▶ **PROBLEM**:
The required output is all lines below that contain the word "användas".

=======

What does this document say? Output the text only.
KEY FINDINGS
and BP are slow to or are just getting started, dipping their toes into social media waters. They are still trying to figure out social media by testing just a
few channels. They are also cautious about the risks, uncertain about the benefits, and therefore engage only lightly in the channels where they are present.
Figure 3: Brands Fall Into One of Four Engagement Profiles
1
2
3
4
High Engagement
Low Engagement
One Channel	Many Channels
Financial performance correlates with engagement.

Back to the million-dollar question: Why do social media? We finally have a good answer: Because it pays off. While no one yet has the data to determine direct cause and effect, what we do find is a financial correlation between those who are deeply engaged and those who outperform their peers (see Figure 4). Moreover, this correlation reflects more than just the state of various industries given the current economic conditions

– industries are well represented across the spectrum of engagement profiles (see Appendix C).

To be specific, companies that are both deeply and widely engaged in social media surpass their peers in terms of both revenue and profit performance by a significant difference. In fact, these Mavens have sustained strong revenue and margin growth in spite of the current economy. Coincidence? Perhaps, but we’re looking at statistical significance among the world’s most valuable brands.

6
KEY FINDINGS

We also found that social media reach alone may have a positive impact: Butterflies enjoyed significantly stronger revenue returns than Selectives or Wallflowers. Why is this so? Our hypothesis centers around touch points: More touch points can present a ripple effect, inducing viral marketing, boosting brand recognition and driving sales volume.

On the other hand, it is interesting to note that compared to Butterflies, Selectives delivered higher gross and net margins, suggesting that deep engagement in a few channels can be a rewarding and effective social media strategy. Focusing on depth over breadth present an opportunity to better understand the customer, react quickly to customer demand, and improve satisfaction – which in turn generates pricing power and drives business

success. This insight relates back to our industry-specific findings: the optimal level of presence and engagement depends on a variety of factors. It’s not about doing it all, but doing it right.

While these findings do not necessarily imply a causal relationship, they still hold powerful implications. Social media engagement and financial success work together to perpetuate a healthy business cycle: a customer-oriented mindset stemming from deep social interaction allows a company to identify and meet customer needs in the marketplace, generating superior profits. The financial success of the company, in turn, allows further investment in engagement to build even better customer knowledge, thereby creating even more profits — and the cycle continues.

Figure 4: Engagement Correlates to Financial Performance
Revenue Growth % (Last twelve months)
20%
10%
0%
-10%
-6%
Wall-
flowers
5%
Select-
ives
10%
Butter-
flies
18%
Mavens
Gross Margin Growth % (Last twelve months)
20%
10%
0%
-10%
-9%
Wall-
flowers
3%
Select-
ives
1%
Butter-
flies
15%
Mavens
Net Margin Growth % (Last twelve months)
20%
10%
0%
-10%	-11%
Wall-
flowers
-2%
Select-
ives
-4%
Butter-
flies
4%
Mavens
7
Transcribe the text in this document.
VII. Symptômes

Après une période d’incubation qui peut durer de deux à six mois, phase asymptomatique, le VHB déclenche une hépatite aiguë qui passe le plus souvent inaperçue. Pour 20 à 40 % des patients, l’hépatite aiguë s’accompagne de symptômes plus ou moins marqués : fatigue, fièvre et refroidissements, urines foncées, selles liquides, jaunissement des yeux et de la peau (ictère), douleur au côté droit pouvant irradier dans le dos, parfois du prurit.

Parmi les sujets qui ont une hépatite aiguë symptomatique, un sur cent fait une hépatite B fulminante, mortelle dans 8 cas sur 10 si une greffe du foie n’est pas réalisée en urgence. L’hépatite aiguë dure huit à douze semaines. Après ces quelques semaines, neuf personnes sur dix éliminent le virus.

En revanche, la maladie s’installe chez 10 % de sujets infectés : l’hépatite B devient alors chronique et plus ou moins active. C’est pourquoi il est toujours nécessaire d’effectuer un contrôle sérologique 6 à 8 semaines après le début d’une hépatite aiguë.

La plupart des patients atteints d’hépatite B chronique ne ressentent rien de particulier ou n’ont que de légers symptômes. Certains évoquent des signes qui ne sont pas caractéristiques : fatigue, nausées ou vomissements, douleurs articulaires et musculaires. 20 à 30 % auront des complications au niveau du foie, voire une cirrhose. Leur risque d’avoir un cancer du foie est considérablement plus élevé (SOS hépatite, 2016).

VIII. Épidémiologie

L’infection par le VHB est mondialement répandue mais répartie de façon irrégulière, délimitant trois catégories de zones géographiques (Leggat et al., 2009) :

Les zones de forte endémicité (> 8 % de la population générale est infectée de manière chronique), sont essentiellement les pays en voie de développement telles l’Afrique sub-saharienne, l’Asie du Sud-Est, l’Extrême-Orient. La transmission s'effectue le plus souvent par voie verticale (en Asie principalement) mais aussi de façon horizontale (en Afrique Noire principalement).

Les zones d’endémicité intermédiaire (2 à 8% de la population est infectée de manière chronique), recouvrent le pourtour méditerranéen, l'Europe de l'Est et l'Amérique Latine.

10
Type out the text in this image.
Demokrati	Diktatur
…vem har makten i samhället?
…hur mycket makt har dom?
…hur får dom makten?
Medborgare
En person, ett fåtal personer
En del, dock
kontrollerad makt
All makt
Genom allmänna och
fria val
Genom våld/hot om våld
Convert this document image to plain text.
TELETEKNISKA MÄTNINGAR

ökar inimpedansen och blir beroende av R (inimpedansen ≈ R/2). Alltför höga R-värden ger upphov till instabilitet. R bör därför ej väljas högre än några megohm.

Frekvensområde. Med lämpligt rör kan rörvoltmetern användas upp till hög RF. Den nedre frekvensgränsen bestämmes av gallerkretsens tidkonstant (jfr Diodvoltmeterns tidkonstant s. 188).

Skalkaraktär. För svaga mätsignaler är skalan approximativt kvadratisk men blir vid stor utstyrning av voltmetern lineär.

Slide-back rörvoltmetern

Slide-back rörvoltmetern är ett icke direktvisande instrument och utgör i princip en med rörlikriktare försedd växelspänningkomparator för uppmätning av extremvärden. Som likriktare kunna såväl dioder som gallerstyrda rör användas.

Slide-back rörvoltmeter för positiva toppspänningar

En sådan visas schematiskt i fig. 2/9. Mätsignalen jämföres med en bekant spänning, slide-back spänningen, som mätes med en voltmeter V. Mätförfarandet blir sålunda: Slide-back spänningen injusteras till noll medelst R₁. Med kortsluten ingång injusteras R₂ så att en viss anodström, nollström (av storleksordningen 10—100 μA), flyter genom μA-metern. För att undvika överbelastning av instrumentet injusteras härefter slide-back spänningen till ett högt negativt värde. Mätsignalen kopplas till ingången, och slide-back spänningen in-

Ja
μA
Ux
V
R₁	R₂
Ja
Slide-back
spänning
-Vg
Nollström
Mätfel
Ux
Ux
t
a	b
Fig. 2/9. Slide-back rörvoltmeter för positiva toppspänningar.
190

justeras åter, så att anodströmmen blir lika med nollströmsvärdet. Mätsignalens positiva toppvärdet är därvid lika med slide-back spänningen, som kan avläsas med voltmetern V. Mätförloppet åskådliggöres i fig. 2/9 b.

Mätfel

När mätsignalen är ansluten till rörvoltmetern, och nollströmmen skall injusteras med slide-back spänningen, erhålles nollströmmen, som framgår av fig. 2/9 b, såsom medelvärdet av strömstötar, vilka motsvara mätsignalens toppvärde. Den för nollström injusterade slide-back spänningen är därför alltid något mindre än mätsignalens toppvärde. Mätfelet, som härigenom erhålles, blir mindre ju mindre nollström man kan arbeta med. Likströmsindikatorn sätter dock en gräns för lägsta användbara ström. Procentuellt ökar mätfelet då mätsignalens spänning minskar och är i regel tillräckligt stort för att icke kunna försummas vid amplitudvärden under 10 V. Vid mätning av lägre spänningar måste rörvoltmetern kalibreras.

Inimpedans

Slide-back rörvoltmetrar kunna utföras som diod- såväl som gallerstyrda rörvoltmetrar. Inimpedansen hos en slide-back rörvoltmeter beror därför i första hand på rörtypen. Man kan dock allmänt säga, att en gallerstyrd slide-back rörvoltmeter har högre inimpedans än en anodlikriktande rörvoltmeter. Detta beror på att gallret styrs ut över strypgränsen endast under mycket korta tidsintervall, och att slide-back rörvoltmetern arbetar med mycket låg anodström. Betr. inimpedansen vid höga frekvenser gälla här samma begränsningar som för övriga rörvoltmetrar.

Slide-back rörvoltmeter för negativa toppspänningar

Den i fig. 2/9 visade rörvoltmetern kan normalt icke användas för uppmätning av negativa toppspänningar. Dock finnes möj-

=======

▶ **SOLUTION TO THE PROBLEM**:
Frekvensområde. Med lämpligt rör kan rörvoltmetern användas upp till hög RF. Den nedre frekvensgränsen bestämmes av gallerkretsens tidkonstant (jfr Diodvoltmeterns tidkonstant s. 188).
Slide-back rörvoltmetern är ett icke direktvisande instrument och utgör i princip en med rörlikriktare försedd växelspänningkomparator för uppmätning av extremvärden. Som likriktare kunna såväl dioder som gallerstyrda rör användas.
Den i fig. 2/9 visade rörvoltmetern kan normalt icke användas för uppmätning av negativa toppspänningar. Dock finnes möj-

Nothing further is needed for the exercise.